#### [Work to do]
Can you transcribe every line exactly and leave the pictures behind?

#### [Stored data]
+++

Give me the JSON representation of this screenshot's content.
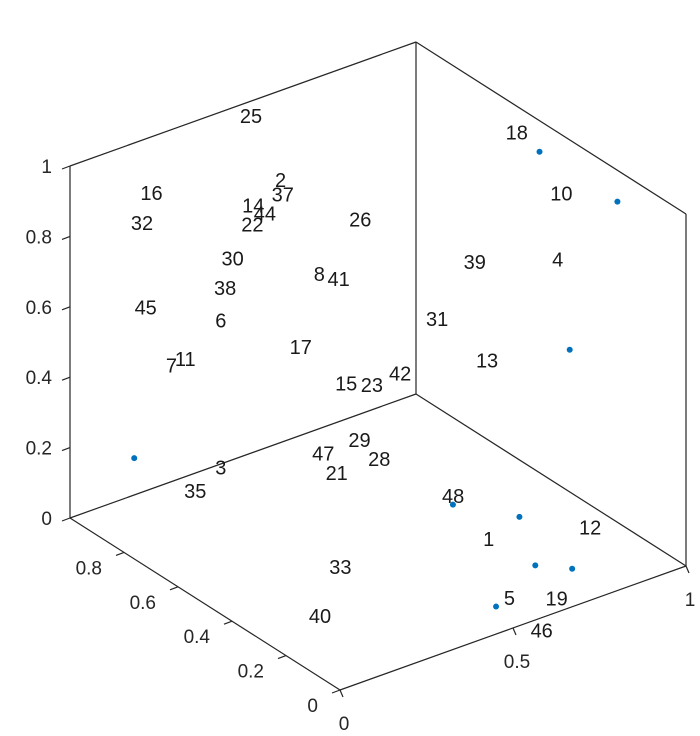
{
  "chart_data": {
    "type": "scatter3d",
    "title": "",
    "xlabel": "",
    "ylabel": "",
    "zlabel": "",
    "grid": false,
    "box": true,
    "axes": {
      "z": {
        "range": [
          0,
          1
        ],
        "ticks": [
          {
            "value": 0,
            "label": "0"
          },
          {
            "value": 0.2,
            "label": "0.2"
          },
          {
            "value": 0.4,
            "label": "0.4"
          },
          {
            "value": 0.6,
            "label": "0.6"
          },
          {
            "value": 0.8,
            "label": "0.8"
          },
          {
            "value": 1,
            "label": "1"
          }
        ]
      },
      "y": {
        "range": [
          0,
          1
        ],
        "ticks": [
          {
            "value": 0,
            "label": "0"
          },
          {
            "value": 0.2,
            "label": "0.2"
          },
          {
            "value": 0.4,
            "label": "0.4"
          },
          {
            "value": 0.6,
            "label": "0.6"
          },
          {
            "value": 0.8,
            "label": "0.8"
          }
        ]
      },
      "x": {
        "range": [
          0,
          1
        ],
        "ticks": [
          {
            "value": 0,
            "label": "0"
          },
          {
            "value": 0.5,
            "label": "0.5"
          },
          {
            "value": 1,
            "label": "1"
          }
        ]
      }
    },
    "marker_color": "#0072BD",
    "points": [
      {
        "x": 0.49,
        "y": 0.05,
        "z": 0.04
      },
      {
        "x": 0.62,
        "y": 0.13,
        "z": 0.21
      },
      {
        "x": 0.71,
        "y": 0.05,
        "z": 0.07
      },
      {
        "x": 0.82,
        "y": 0.2,
        "z": 0.58
      },
      {
        "x": 0.92,
        "y": 0.44,
        "z": 0.99
      },
      {
        "x": 0.95,
        "y": 0.19,
        "z": 0.96
      },
      {
        "x": 0.42,
        "y": 0.12,
        "z": 0.32
      },
      {
        "x": 0.17,
        "y": 0.98,
        "z": 0.12
      },
      {
        "x": 0.58,
        "y": 0.02,
        "z": 0.14
      }
    ],
    "labels": [
      {
        "text": "1",
        "x": 0.502,
        "y": 0.113,
        "z": 0.197
      },
      {
        "text": "2",
        "x": 0.534,
        "y": 0.925,
        "z": 0.809
      },
      {
        "text": "3",
        "x": 0.196,
        "y": 0.713,
        "z": 0.214
      },
      {
        "text": "4",
        "x": 0.83,
        "y": 0.278,
        "z": 0.795
      },
      {
        "text": "5",
        "x": 0.526,
        "y": 0.067,
        "z": 0.044
      },
      {
        "text": "6",
        "x": 0.337,
        "y": 0.894,
        "z": 0.494
      },
      {
        "text": "7",
        "x": 0.164,
        "y": 0.855,
        "z": 0.447
      },
      {
        "text": "8",
        "x": 0.522,
        "y": 0.766,
        "z": 0.623
      },
      {
        "text": "10",
        "x": 0.859,
        "y": 0.322,
        "z": 0.951
      },
      {
        "text": "11",
        "x": 0.189,
        "y": 0.854,
        "z": 0.456
      },
      {
        "text": "12",
        "x": 0.732,
        "y": 0.053,
        "z": 0.178
      },
      {
        "text": "13",
        "x": 0.659,
        "y": 0.341,
        "z": 0.537
      },
      {
        "text": "14",
        "x": 0.393,
        "y": 0.866,
        "z": 0.815
      },
      {
        "text": "15",
        "x": 0.429,
        "y": 0.568,
        "z": 0.442
      },
      {
        "text": "16",
        "x": 0.183,
        "y": 0.974,
        "z": 0.871
      },
      {
        "text": "17",
        "x": 0.385,
        "y": 0.68,
        "z": 0.507
      },
      {
        "text": "18",
        "x": 0.837,
        "y": 0.459,
        "z": 1.064
      },
      {
        "text": "19",
        "x": 0.618,
        "y": 0.031,
        "z": 0.027
      },
      {
        "text": "21",
        "x": 0.343,
        "y": 0.493,
        "z": 0.255
      },
      {
        "text": "22",
        "x": 0.41,
        "y": 0.891,
        "z": 0.742
      },
      {
        "text": "23",
        "x": 0.515,
        "y": 0.583,
        "z": 0.4
      },
      {
        "text": "25",
        "x": 0.47,
        "y": 0.973,
        "z": 0.99
      },
      {
        "text": "26",
        "x": 0.571,
        "y": 0.698,
        "z": 0.795
      },
      {
        "text": "28",
        "x": 0.473,
        "y": 0.502,
        "z": 0.245
      },
      {
        "text": "29",
        "x": 0.43,
        "y": 0.52,
        "z": 0.305
      },
      {
        "text": "30",
        "x": 0.348,
        "y": 0.885,
        "z": 0.671
      },
      {
        "text": "31",
        "x": 0.649,
        "y": 0.513,
        "z": 0.574
      },
      {
        "text": "32",
        "x": 0.137,
        "y": 0.95,
        "z": 0.814
      },
      {
        "text": "33",
        "x": 0.314,
        "y": 0.442,
        "z": 0.023
      },
      {
        "text": "35",
        "x": 0.138,
        "y": 0.754,
        "z": 0.149
      },
      {
        "text": "37",
        "x": 0.458,
        "y": 0.84,
        "z": 0.836
      },
      {
        "text": "38",
        "x": 0.307,
        "y": 0.86,
        "z": 0.613
      },
      {
        "text": "39",
        "x": 0.685,
        "y": 0.42,
        "z": 0.77
      },
      {
        "text": "40",
        "x": 0.255,
        "y": 0.442,
        "z": -0.096
      },
      {
        "text": "41",
        "x": 0.529,
        "y": 0.724,
        "z": 0.628
      },
      {
        "text": "42",
        "x": 0.563,
        "y": 0.54,
        "z": 0.437
      },
      {
        "text": "44",
        "x": 0.428,
        "y": 0.868,
        "z": 0.779
      },
      {
        "text": "45",
        "x": 0.171,
        "y": 0.98,
        "z": 0.548
      },
      {
        "text": "46",
        "x": 0.589,
        "y": 0.049,
        "z": -0.062
      },
      {
        "text": "47",
        "x": 0.347,
        "y": 0.548,
        "z": 0.282
      },
      {
        "text": "48",
        "x": 0.532,
        "y": 0.304,
        "z": 0.215
      }
    ]
  }
}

+++

#### [Output of the task]
Give me the JSON representation of this screenshot's content.
{
  "chart_data": {
    "type": "scatter3d",
    "title": "",
    "xlabel": "",
    "ylabel": "",
    "zlabel": "",
    "grid": false,
    "box": true,
    "axes": {
      "z": {
        "range": [
          0,
          1
        ],
        "ticks": [
          {
            "value": 0,
            "label": "0"
          },
          {
            "value": 0.2,
            "label": "0.2"
          },
          {
            "value": 0.4,
            "label": "0.4"
          },
          {
            "value": 0.6,
            "label": "0.6"
          },
          {
            "value": 0.8,
            "label": "0.8"
          },
          {
            "value": 1,
            "label": "1"
          }
        ]
      },
      "y": {
        "range": [
          0,
          1
        ],
        "ticks": [
          {
            "value": 0,
            "label": "0"
          },
          {
            "value": 0.2,
            "label": "0.2"
          },
          {
            "value": 0.4,
            "label": "0.4"
          },
          {
            "value": 0.6,
            "label": "0.6"
          },
          {
            "value": 0.8,
            "label": "0.8"
          }
        ]
      },
      "x": {
        "range": [
          0,
          1
        ],
        "ticks": [
          {
            "value": 0,
            "label": "0"
          },
          {
            "value": 0.5,
            "label": "0.5"
          },
          {
            "value": 1,
            "label": "1"
          }
        ]
      }
    },
    "marker_color": "#0072BD",
    "points": [
      {
        "x": 0.49,
        "y": 0.05,
        "z": 0.04
      },
      {
        "x": 0.62,
        "y": 0.13,
        "z": 0.21
      },
      {
        "x": 0.71,
        "y": 0.05,
        "z": 0.07
      },
      {
        "x": 0.82,
        "y": 0.2,
        "z": 0.58
      },
      {
        "x": 0.92,
        "y": 0.44,
        "z": 0.99
      },
      {
        "x": 0.95,
        "y": 0.19,
        "z": 0.96
      },
      {
        "x": 0.42,
        "y": 0.12,
        "z": 0.32
      },
      {
        "x": 0.17,
        "y": 0.98,
        "z": 0.12
      },
      {
        "x": 0.58,
        "y": 0.02,
        "z": 0.14
      }
    ],
    "labels": [
      {
        "text": "1",
        "x": 0.502,
        "y": 0.113,
        "z": 0.197
      },
      {
        "text": "2",
        "x": 0.534,
        "y": 0.925,
        "z": 0.809
      },
      {
        "text": "3",
        "x": 0.196,
        "y": 0.713,
        "z": 0.214
      },
      {
        "text": "4",
        "x": 0.83,
        "y": 0.278,
        "z": 0.795
      },
      {
        "text": "5",
        "x": 0.526,
        "y": 0.067,
        "z": 0.044
      },
      {
        "text": "6",
        "x": 0.337,
        "y": 0.894,
        "z": 0.494
      },
      {
        "text": "7",
        "x": 0.164,
        "y": 0.855,
        "z": 0.447
      },
      {
        "text": "8",
        "x": 0.522,
        "y": 0.766,
        "z": 0.623
      },
      {
        "text": "10",
        "x": 0.859,
        "y": 0.322,
        "z": 0.951
      },
      {
        "text": "11",
        "x": 0.189,
        "y": 0.854,
        "z": 0.456
      },
      {
        "text": "12",
        "x": 0.732,
        "y": 0.053,
        "z": 0.178
      },
      {
        "text": "13",
        "x": 0.659,
        "y": 0.341,
        "z": 0.537
      },
      {
        "text": "14",
        "x": 0.393,
        "y": 0.866,
        "z": 0.815
      },
      {
        "text": "15",
        "x": 0.429,
        "y": 0.568,
        "z": 0.442
      },
      {
        "text": "16",
        "x": 0.183,
        "y": 0.974,
        "z": 0.871
      },
      {
        "text": "17",
        "x": 0.385,
        "y": 0.68,
        "z": 0.507
      },
      {
        "text": "18",
        "x": 0.837,
        "y": 0.459,
        "z": 1.064
      },
      {
        "text": "19",
        "x": 0.618,
        "y": 0.031,
        "z": 0.027
      },
      {
        "text": "21",
        "x": 0.343,
        "y": 0.493,
        "z": 0.255
      },
      {
        "text": "22",
        "x": 0.41,
        "y": 0.891,
        "z": 0.742
      },
      {
        "text": "23",
        "x": 0.515,
        "y": 0.583,
        "z": 0.4
      },
      {
        "text": "25",
        "x": 0.47,
        "y": 0.973,
        "z": 0.99
      },
      {
        "text": "26",
        "x": 0.571,
        "y": 0.698,
        "z": 0.795
      },
      {
        "text": "28",
        "x": 0.473,
        "y": 0.502,
        "z": 0.245
      },
      {
        "text": "29",
        "x": 0.43,
        "y": 0.52,
        "z": 0.305
      },
      {
        "text": "30",
        "x": 0.348,
        "y": 0.885,
        "z": 0.671
      },
      {
        "text": "31",
        "x": 0.649,
        "y": 0.513,
        "z": 0.574
      },
      {
        "text": "32",
        "x": 0.137,
        "y": 0.95,
        "z": 0.814
      },
      {
        "text": "33",
        "x": 0.314,
        "y": 0.442,
        "z": 0.023
      },
      {
        "text": "35",
        "x": 0.138,
        "y": 0.754,
        "z": 0.149
      },
      {
        "text": "37",
        "x": 0.458,
        "y": 0.84,
        "z": 0.836
      },
      {
        "text": "38",
        "x": 0.307,
        "y": 0.86,
        "z": 0.613
      },
      {
        "text": "39",
        "x": 0.685,
        "y": 0.42,
        "z": 0.77
      },
      {
        "text": "40",
        "x": 0.255,
        "y": 0.442,
        "z": -0.096
      },
      {
        "text": "41",
        "x": 0.529,
        "y": 0.724,
        "z": 0.628
      },
      {
        "text": "42",
        "x": 0.563,
        "y": 0.54,
        "z": 0.437
      },
      {
        "text": "44",
        "x": 0.428,
        "y": 0.868,
        "z": 0.779
      },
      {
        "text": "45",
        "x": 0.171,
        "y": 0.98,
        "z": 0.548
      },
      {
        "text": "46",
        "x": 0.589,
        "y": 0.049,
        "z": -0.062
      },
      {
        "text": "47",
        "x": 0.347,
        "y": 0.548,
        "z": 0.282
      },
      {
        "text": "48",
        "x": 0.532,
        "y": 0.304,
        "z": 0.215
      }
    ]
  }
}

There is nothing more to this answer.